Written instruction:
Convert every line of the records below into a JSON list of strings, one string per line, with blank lines omitted.
· · · · · · ·
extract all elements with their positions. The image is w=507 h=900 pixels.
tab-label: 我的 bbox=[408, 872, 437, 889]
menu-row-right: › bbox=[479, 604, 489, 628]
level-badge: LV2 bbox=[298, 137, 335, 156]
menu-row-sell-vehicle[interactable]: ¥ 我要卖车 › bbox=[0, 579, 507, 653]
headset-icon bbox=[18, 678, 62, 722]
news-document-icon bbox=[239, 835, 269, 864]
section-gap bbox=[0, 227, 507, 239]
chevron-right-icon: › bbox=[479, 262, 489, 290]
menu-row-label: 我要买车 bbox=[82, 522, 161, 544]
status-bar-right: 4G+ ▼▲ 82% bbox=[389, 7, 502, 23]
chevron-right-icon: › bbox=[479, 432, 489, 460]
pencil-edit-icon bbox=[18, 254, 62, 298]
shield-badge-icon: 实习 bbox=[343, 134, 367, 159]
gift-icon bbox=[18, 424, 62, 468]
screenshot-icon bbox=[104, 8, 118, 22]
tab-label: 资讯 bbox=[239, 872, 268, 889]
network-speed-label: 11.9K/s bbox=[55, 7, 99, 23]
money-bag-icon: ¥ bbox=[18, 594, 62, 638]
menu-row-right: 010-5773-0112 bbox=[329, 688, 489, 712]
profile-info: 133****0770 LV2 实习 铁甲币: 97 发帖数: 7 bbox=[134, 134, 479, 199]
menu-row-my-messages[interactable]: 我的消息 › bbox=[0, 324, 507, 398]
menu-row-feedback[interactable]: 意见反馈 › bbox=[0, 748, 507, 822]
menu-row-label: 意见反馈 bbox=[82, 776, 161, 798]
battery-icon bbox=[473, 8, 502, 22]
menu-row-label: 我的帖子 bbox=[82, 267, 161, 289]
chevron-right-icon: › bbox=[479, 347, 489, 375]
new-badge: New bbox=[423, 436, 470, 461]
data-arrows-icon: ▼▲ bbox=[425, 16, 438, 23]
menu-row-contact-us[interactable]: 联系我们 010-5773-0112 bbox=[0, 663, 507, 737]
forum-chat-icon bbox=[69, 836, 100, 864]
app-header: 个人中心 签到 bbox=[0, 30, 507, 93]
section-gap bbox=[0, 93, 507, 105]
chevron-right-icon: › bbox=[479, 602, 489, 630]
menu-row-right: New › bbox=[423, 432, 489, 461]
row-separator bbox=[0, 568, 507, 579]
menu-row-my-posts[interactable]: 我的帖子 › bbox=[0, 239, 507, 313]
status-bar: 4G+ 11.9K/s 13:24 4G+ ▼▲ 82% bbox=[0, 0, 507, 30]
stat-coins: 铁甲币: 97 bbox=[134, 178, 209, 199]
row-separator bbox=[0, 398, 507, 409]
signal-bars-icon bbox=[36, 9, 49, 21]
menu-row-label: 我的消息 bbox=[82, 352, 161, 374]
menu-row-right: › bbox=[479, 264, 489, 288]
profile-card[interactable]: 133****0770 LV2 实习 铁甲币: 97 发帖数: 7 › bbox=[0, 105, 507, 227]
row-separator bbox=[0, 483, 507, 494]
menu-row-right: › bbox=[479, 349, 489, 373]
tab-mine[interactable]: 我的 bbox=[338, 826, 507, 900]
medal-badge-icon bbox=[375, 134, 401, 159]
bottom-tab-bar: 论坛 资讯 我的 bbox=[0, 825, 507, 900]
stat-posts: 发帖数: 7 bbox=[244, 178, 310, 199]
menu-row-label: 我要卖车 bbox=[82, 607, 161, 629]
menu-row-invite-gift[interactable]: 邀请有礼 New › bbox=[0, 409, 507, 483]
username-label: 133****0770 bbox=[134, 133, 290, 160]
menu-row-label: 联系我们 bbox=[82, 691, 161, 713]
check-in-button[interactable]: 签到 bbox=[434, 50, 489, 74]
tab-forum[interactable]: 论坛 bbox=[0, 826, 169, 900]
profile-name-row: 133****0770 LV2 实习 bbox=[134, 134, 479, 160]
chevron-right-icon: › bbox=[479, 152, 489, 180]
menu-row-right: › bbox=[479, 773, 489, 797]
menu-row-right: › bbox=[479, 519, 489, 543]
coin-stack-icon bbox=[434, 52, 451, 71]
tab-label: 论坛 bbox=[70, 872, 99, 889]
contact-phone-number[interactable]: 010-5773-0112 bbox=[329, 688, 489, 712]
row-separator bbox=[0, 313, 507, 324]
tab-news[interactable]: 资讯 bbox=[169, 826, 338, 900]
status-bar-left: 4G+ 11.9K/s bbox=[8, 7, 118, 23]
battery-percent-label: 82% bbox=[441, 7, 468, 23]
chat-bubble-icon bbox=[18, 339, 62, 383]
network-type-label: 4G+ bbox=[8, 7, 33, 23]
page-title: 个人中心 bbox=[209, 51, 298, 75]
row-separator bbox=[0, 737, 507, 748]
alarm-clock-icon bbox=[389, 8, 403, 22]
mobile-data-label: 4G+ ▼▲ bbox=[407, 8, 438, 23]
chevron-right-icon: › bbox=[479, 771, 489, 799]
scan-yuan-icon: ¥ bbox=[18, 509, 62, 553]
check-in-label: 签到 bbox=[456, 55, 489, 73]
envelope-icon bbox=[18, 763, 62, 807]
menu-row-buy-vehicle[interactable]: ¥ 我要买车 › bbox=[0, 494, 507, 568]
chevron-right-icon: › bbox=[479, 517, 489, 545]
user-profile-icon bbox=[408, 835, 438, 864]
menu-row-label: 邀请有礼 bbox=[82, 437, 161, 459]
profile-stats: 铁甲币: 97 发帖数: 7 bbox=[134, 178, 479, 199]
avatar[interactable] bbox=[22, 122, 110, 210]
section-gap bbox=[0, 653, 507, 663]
· · · · · · ·
Result of the task:
[
  "extract all elements with their positions. The image is w=507 h=900 pixels.",
  "tab-label: 我的 bbox=[408, 872, 437, 889]",
  "menu-row-right: › bbox=[479, 604, 489, 628]",
  "level-badge: LV2 bbox=[298, 137, 335, 156]",
  "menu-row-sell-vehicle[interactable]: ¥ 我要卖车 › bbox=[0, 579, 507, 653]",
  "headset-icon bbox=[18, 678, 62, 722]",
  "news-document-icon bbox=[239, 835, 269, 864]",
  "section-gap bbox=[0, 227, 507, 239]",
  "chevron-right-icon: › bbox=[479, 262, 489, 290]",
  "menu-row-label: 我要买车 bbox=[82, 522, 161, 544]",
  "status-bar-right: 4G+ ▼▲ 82% bbox=[389, 7, 502, 23]",
  "chevron-right-icon: › bbox=[479, 432, 489, 460]",
  "pencil-edit-icon bbox=[18, 254, 62, 298]",
  "shield-badge-icon: 实习 bbox=[343, 134, 367, 159]",
  "gift-icon bbox=[18, 424, 62, 468]",
  "screenshot-icon bbox=[104, 8, 118, 22]",
  "tab-label: 资讯 bbox=[239, 872, 268, 889]",
  "network-speed-label: 11.9K/s bbox=[55, 7, 99, 23]",
  "money-bag-icon: ¥ bbox=[18, 594, 62, 638]",
  "menu-row-right: 010-5773-0112 bbox=[329, 688, 489, 712]",
  "profile-info: 133****0770 LV2 实习 铁甲币: 97 发帖数: 7 bbox=[134, 134, 479, 199]",
  "menu-row-my-messages[interactable]: 我的消息 › bbox=[0, 324, 507, 398]",
  "menu-row-feedback[interactable]: 意见反馈 › bbox=[0, 748, 507, 822]",
  "menu-row-label: 意见反馈 bbox=[82, 776, 161, 798]",
  "battery-icon bbox=[473, 8, 502, 22]",
  "menu-row-label: 我的帖子 bbox=[82, 267, 161, 289]",
  "chevron-right-icon: › bbox=[479, 347, 489, 375]",
  "new-badge: New bbox=[423, 436, 470, 461]",
  "data-arrows-icon: ▼▲ bbox=[425, 16, 438, 23]",
  "menu-row-contact-us[interactable]: 联系我们 010-5773-0112 bbox=[0, 663, 507, 737]",
  "forum-chat-icon bbox=[69, 836, 100, 864]",
  "app-header: 个人中心 签到 bbox=[0, 30, 507, 93]",
  "section-gap bbox=[0, 93, 507, 105]",
  "chevron-right-icon: › bbox=[479, 602, 489, 630]",
  "menu-row-right: New › bbox=[423, 432, 489, 461]",
  "row-separator bbox=[0, 568, 507, 579]",
  "menu-row-my-posts[interactable]: 我的帖子 › bbox=[0, 239, 507, 313]",
  "status-bar: 4G+ 11.9K/s 13:24 4G+ ▼▲ 82% bbox=[0, 0, 507, 30]",
  "stat-coins: 铁甲币: 97 bbox=[134, 178, 209, 199]",
  "row-separator bbox=[0, 398, 507, 409]",
  "signal-bars-icon bbox=[36, 9, 49, 21]",
  "menu-row-label: 我的消息 bbox=[82, 352, 161, 374]",
  "menu-row-right: › bbox=[479, 264, 489, 288]",
  "profile-card[interactable]: 133****0770 LV2 实习 铁甲币: 97 发帖数: 7 › bbox=[0, 105, 507, 227]",
  "row-separator bbox=[0, 483, 507, 494]",
  "menu-row-right: › bbox=[479, 349, 489, 373]",
  "tab-mine[interactable]: 我的 bbox=[338, 826, 507, 900]",
  "medal-badge-icon bbox=[375, 134, 401, 159]",
  "bottom-tab-bar: 论坛 资讯 我的 bbox=[0, 825, 507, 900]",
  "stat-posts: 发帖数: 7 bbox=[244, 178, 310, 199]",
  "menu-row-label: 我要卖车 bbox=[82, 607, 161, 629]",
  "menu-row-invite-gift[interactable]: 邀请有礼 New › bbox=[0, 409, 507, 483]",
  "username-label: 133****0770 bbox=[134, 133, 290, 160]",
  "menu-row-label: 联系我们 bbox=[82, 691, 161, 713]",
  "check-in-button[interactable]: 签到 bbox=[434, 50, 489, 74]",
  "tab-forum[interactable]: 论坛 bbox=[0, 826, 169, 900]",
  "profile-name-row: 133****0770 LV2 实习 bbox=[134, 134, 479, 160]",
  "chevron-right-icon: › bbox=[479, 152, 489, 180]",
  "menu-row-right: › bbox=[479, 773, 489, 797]",
  "menu-row-right: › bbox=[479, 519, 489, 543]",
  "coin-stack-icon bbox=[434, 52, 451, 71]",
  "tab-label: 论坛 bbox=[70, 872, 99, 889]",
  "contact-phone-number[interactable]: 010-5773-0112 bbox=[329, 688, 489, 712]",
  "row-separator bbox=[0, 313, 507, 324]",
  "tab-news[interactable]: 资讯 bbox=[169, 826, 338, 900]",
  "status-bar-left: 4G+ 11.9K/s bbox=[8, 7, 118, 23]",
  "battery-percent-label: 82% bbox=[441, 7, 468, 23]",
  "chat-bubble-icon bbox=[18, 339, 62, 383]",
  "network-type-label: 4G+ bbox=[8, 7, 33, 23]",
  "page-title: 个人中心 bbox=[209, 51, 298, 75]",
  "row-separator bbox=[0, 737, 507, 748]",
  "alarm-clock-icon bbox=[389, 8, 403, 22]",
  "mobile-data-label: 4G+ ▼▲ bbox=[407, 8, 438, 23]",
  "chevron-right-icon: › bbox=[479, 771, 489, 799]",
  "scan-yuan-icon: ¥ bbox=[18, 509, 62, 553]",
  "check-in-label: 签到 bbox=[456, 55, 489, 73]",
  "envelope-icon bbox=[18, 763, 62, 807]",
  "menu-row-buy-vehicle[interactable]: ¥ 我要买车 › bbox=[0, 494, 507, 568]",
  "chevron-right-icon: › bbox=[479, 517, 489, 545]",
  "user-profile-icon bbox=[408, 835, 438, 864]",
  "menu-row-label: 邀请有礼 bbox=[82, 437, 161, 459]",
  "profile-stats: 铁甲币: 97 发帖数: 7 bbox=[134, 178, 479, 199]",
  "avatar[interactable] bbox=[22, 122, 110, 210]",
  "section-gap bbox=[0, 653, 507, 663]"
]